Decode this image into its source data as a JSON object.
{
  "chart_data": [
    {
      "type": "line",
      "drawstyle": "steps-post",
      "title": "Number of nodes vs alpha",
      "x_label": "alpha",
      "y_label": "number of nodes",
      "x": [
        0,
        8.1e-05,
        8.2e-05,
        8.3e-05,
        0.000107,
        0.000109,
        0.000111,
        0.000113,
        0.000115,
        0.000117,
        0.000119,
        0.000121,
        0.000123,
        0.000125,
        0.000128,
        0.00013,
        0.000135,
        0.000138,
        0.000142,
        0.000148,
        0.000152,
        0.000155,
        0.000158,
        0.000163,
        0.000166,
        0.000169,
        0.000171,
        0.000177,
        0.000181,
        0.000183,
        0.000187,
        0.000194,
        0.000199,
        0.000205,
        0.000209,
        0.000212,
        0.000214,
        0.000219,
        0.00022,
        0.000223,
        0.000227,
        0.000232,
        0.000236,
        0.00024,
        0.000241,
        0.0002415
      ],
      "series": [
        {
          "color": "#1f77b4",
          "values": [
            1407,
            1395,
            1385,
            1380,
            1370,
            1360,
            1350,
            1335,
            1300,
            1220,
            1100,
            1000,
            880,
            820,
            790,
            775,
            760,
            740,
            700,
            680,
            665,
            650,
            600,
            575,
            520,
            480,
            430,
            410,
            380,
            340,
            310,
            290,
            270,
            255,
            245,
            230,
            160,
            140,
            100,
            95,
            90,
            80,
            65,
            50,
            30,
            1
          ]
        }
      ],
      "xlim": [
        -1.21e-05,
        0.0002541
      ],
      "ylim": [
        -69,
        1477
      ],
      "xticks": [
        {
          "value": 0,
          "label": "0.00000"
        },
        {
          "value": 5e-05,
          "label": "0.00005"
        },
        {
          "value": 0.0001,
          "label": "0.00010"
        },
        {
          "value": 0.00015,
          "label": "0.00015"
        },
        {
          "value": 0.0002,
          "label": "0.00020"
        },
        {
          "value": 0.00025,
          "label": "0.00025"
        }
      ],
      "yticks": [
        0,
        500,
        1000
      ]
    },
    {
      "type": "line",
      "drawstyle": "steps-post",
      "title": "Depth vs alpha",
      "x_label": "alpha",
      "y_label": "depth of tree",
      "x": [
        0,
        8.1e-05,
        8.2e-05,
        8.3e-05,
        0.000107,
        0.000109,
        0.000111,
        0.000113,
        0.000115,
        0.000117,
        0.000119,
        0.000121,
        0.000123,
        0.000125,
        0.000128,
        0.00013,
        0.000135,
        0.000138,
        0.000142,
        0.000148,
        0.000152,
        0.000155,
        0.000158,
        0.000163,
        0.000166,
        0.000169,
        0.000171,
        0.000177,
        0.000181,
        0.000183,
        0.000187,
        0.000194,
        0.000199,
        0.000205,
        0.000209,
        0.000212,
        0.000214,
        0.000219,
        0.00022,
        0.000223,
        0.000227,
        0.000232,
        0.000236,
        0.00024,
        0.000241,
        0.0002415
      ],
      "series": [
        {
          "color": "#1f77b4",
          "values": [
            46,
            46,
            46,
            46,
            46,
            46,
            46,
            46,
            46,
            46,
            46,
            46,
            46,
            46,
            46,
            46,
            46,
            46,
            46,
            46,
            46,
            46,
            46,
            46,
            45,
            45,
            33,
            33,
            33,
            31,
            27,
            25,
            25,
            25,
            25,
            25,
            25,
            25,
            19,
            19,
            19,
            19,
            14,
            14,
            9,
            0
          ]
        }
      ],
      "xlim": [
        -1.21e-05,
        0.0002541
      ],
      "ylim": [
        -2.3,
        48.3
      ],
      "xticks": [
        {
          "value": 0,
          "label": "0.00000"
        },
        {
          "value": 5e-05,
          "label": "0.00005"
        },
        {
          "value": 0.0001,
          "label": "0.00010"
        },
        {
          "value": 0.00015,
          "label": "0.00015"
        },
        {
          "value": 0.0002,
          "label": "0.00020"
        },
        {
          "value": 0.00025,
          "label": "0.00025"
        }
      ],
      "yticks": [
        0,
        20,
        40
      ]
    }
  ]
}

* EXERCISE DETAILS:
Reproduce all data above, unchanged.

* SOLUTION:
Decode this image into its source data as a JSON object.
{
  "chart_data": [
    {
      "type": "line",
      "drawstyle": "steps-post",
      "title": "Number of nodes vs alpha",
      "x_label": "alpha",
      "y_label": "number of nodes",
      "x": [
        0,
        8.1e-05,
        8.2e-05,
        8.3e-05,
        0.000107,
        0.000109,
        0.000111,
        0.000113,
        0.000115,
        0.000117,
        0.000119,
        0.000121,
        0.000123,
        0.000125,
        0.000128,
        0.00013,
        0.000135,
        0.000138,
        0.000142,
        0.000148,
        0.000152,
        0.000155,
        0.000158,
        0.000163,
        0.000166,
        0.000169,
        0.000171,
        0.000177,
        0.000181,
        0.000183,
        0.000187,
        0.000194,
        0.000199,
        0.000205,
        0.000209,
        0.000212,
        0.000214,
        0.000219,
        0.00022,
        0.000223,
        0.000227,
        0.000232,
        0.000236,
        0.00024,
        0.000241,
        0.0002415
      ],
      "series": [
        {
          "color": "#1f77b4",
          "values": [
            1407,
            1395,
            1385,
            1380,
            1370,
            1360,
            1350,
            1335,
            1300,
            1220,
            1100,
            1000,
            880,
            820,
            790,
            775,
            760,
            740,
            700,
            680,
            665,
            650,
            600,
            575,
            520,
            480,
            430,
            410,
            380,
            340,
            310,
            290,
            270,
            255,
            245,
            230,
            160,
            140,
            100,
            95,
            90,
            80,
            65,
            50,
            30,
            1
          ]
        }
      ],
      "xlim": [
        -1.21e-05,
        0.0002541
      ],
      "ylim": [
        -69,
        1477
      ],
      "xticks": [
        {
          "value": 0,
          "label": "0.00000"
        },
        {
          "value": 5e-05,
          "label": "0.00005"
        },
        {
          "value": 0.0001,
          "label": "0.00010"
        },
        {
          "value": 0.00015,
          "label": "0.00015"
        },
        {
          "value": 0.0002,
          "label": "0.00020"
        },
        {
          "value": 0.00025,
          "label": "0.00025"
        }
      ],
      "yticks": [
        0,
        500,
        1000
      ]
    },
    {
      "type": "line",
      "drawstyle": "steps-post",
      "title": "Depth vs alpha",
      "x_label": "alpha",
      "y_label": "depth of tree",
      "x": [
        0,
        8.1e-05,
        8.2e-05,
        8.3e-05,
        0.000107,
        0.000109,
        0.000111,
        0.000113,
        0.000115,
        0.000117,
        0.000119,
        0.000121,
        0.000123,
        0.000125,
        0.000128,
        0.00013,
        0.000135,
        0.000138,
        0.000142,
        0.000148,
        0.000152,
        0.000155,
        0.000158,
        0.000163,
        0.000166,
        0.000169,
        0.000171,
        0.000177,
        0.000181,
        0.000183,
        0.000187,
        0.000194,
        0.000199,
        0.000205,
        0.000209,
        0.000212,
        0.000214,
        0.000219,
        0.00022,
        0.000223,
        0.000227,
        0.000232,
        0.000236,
        0.00024,
        0.000241,
        0.0002415
      ],
      "series": [
        {
          "color": "#1f77b4",
          "values": [
            46,
            46,
            46,
            46,
            46,
            46,
            46,
            46,
            46,
            46,
            46,
            46,
            46,
            46,
            46,
            46,
            46,
            46,
            46,
            46,
            46,
            46,
            46,
            46,
            45,
            45,
            33,
            33,
            33,
            31,
            27,
            25,
            25,
            25,
            25,
            25,
            25,
            25,
            19,
            19,
            19,
            19,
            14,
            14,
            9,
            0
          ]
        }
      ],
      "xlim": [
        -1.21e-05,
        0.0002541
      ],
      "ylim": [
        -2.3,
        48.3
      ],
      "xticks": [
        {
          "value": 0,
          "label": "0.00000"
        },
        {
          "value": 5e-05,
          "label": "0.00005"
        },
        {
          "value": 0.0001,
          "label": "0.00010"
        },
        {
          "value": 0.00015,
          "label": "0.00015"
        },
        {
          "value": 0.0002,
          "label": "0.00020"
        },
        {
          "value": 0.00025,
          "label": "0.00025"
        }
      ],
      "yticks": [
        0,
        20,
        40
      ]
    }
  ]
}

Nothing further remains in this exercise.